What you are asked to do: Find the lines holding "frequentemente" and copy them.

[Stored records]
....................

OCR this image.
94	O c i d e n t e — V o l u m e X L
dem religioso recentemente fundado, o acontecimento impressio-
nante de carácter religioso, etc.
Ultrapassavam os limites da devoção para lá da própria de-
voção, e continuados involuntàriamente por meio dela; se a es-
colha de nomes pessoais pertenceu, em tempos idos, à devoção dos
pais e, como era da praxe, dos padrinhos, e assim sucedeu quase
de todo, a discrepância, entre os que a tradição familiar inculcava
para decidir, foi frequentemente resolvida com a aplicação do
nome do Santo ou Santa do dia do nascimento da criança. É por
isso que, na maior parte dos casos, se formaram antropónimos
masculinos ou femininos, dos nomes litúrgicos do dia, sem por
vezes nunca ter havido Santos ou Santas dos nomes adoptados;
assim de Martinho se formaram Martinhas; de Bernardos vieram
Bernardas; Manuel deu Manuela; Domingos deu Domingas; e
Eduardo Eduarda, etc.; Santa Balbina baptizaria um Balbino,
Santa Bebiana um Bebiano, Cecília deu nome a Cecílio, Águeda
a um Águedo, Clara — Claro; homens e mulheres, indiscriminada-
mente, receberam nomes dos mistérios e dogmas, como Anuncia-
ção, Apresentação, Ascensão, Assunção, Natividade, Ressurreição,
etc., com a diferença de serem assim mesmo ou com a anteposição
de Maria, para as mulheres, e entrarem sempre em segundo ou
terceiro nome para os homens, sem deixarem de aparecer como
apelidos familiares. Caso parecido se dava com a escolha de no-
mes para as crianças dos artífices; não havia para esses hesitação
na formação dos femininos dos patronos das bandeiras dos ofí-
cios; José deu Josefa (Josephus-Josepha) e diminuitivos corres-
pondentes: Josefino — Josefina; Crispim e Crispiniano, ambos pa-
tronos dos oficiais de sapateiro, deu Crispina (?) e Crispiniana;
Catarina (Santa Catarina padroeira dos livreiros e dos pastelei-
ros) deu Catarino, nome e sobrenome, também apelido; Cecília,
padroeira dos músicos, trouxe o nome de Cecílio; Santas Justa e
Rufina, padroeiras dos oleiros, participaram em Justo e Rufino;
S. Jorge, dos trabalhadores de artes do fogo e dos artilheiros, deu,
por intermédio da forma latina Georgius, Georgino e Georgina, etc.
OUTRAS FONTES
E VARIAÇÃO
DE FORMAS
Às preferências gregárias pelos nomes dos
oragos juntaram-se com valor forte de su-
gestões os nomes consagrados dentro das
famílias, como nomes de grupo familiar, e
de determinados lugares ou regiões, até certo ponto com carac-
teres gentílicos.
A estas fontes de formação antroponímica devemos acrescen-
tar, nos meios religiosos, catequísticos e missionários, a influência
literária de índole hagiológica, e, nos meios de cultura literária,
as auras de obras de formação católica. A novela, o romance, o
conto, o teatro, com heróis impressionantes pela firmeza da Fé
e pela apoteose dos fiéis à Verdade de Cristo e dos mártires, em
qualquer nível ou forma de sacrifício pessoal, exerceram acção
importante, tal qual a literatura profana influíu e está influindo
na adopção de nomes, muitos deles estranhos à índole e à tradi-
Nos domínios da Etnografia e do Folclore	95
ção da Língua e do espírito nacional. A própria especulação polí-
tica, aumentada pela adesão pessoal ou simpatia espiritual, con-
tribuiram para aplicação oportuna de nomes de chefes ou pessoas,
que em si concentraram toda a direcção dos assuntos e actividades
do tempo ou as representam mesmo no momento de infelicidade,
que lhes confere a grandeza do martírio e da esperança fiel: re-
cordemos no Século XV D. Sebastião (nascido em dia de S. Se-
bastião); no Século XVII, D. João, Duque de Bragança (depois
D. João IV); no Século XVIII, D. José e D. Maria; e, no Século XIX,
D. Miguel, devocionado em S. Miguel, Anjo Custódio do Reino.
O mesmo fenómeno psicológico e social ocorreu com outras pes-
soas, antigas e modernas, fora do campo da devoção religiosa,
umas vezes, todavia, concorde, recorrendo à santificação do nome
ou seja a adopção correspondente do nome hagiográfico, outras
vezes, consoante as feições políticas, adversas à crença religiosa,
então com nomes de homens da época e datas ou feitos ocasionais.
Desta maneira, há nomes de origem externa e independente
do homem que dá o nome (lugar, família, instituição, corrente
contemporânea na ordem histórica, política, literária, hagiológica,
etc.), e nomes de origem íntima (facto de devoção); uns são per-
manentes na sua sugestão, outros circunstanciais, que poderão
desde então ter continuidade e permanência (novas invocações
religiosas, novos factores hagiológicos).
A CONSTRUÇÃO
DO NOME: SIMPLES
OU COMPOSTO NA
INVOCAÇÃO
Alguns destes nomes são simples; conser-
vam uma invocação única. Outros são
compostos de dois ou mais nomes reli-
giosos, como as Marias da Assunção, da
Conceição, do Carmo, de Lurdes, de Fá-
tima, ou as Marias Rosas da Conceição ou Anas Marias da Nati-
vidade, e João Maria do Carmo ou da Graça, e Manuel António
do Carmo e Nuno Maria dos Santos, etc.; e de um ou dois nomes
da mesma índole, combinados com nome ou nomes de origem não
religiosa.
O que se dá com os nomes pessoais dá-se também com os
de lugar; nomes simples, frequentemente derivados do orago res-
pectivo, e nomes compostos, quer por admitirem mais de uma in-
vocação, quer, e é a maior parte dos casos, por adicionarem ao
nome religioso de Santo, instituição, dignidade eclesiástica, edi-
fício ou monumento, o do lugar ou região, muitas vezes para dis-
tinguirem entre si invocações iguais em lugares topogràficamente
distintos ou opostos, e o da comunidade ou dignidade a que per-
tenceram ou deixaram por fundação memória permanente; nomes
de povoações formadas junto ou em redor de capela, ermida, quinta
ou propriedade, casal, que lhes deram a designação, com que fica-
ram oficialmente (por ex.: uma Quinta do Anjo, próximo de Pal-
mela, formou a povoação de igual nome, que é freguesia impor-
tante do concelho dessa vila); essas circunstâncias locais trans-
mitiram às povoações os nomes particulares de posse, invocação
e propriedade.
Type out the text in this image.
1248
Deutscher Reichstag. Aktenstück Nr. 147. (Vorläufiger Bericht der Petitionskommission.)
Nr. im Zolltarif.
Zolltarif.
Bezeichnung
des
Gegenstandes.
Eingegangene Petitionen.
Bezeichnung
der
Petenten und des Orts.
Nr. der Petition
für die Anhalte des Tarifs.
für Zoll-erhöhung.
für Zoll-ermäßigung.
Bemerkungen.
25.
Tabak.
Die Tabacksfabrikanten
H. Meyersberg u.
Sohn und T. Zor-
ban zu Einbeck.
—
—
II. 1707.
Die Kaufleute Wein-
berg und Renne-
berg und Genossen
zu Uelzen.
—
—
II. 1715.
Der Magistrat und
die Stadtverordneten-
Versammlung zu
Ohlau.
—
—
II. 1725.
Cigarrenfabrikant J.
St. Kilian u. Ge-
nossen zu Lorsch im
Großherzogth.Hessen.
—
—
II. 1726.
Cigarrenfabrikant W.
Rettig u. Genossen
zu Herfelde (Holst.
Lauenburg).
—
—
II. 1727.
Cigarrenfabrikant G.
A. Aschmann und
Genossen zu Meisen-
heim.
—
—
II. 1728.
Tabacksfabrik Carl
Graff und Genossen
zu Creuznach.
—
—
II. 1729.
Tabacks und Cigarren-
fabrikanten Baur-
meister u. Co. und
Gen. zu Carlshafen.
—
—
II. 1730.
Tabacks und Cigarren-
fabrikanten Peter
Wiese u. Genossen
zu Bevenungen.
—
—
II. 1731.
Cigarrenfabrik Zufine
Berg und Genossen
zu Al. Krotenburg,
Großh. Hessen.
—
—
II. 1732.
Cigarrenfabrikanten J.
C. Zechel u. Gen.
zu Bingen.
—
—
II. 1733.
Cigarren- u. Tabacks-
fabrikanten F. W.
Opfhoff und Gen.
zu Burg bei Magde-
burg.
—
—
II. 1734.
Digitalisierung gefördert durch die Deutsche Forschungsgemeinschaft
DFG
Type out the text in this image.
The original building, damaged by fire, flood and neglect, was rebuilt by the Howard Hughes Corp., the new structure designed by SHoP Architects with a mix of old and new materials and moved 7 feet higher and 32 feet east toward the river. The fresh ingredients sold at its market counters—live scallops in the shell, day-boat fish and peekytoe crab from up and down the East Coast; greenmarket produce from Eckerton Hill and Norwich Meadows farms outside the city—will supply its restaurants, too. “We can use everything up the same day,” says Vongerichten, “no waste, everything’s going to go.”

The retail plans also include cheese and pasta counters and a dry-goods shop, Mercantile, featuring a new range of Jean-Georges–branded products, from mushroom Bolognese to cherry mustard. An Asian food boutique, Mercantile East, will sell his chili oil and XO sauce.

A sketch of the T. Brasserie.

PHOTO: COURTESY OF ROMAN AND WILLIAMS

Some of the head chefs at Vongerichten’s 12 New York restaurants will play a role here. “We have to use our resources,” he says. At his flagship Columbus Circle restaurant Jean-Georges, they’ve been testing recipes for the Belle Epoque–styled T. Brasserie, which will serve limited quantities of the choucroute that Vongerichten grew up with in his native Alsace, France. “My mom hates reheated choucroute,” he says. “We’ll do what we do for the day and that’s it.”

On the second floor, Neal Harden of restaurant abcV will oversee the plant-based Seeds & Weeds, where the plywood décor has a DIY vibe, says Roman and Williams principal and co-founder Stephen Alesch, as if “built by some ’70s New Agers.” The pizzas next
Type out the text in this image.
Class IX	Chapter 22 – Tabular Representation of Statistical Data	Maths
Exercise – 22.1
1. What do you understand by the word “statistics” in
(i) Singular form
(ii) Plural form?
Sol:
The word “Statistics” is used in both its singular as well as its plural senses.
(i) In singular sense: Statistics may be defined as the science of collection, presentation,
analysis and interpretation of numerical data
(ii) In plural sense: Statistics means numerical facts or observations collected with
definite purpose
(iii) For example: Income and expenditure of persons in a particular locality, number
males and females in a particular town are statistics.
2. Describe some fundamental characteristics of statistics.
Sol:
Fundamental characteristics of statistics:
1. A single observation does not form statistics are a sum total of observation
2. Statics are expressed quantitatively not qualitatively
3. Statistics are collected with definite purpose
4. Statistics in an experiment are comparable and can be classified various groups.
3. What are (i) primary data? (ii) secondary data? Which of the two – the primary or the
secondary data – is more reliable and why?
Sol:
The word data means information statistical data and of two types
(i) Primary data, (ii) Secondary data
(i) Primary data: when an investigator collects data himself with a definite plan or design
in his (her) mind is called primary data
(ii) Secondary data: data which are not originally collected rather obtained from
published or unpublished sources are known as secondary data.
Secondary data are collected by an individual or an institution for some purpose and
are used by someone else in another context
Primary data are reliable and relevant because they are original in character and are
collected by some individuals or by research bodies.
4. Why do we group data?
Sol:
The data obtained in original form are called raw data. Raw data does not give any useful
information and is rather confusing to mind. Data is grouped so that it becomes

....................

The answer:
para decidir, foi frequentemente resolvida com a aplicação do
de lugar; nomes simples, frequentemente derivados do orago res-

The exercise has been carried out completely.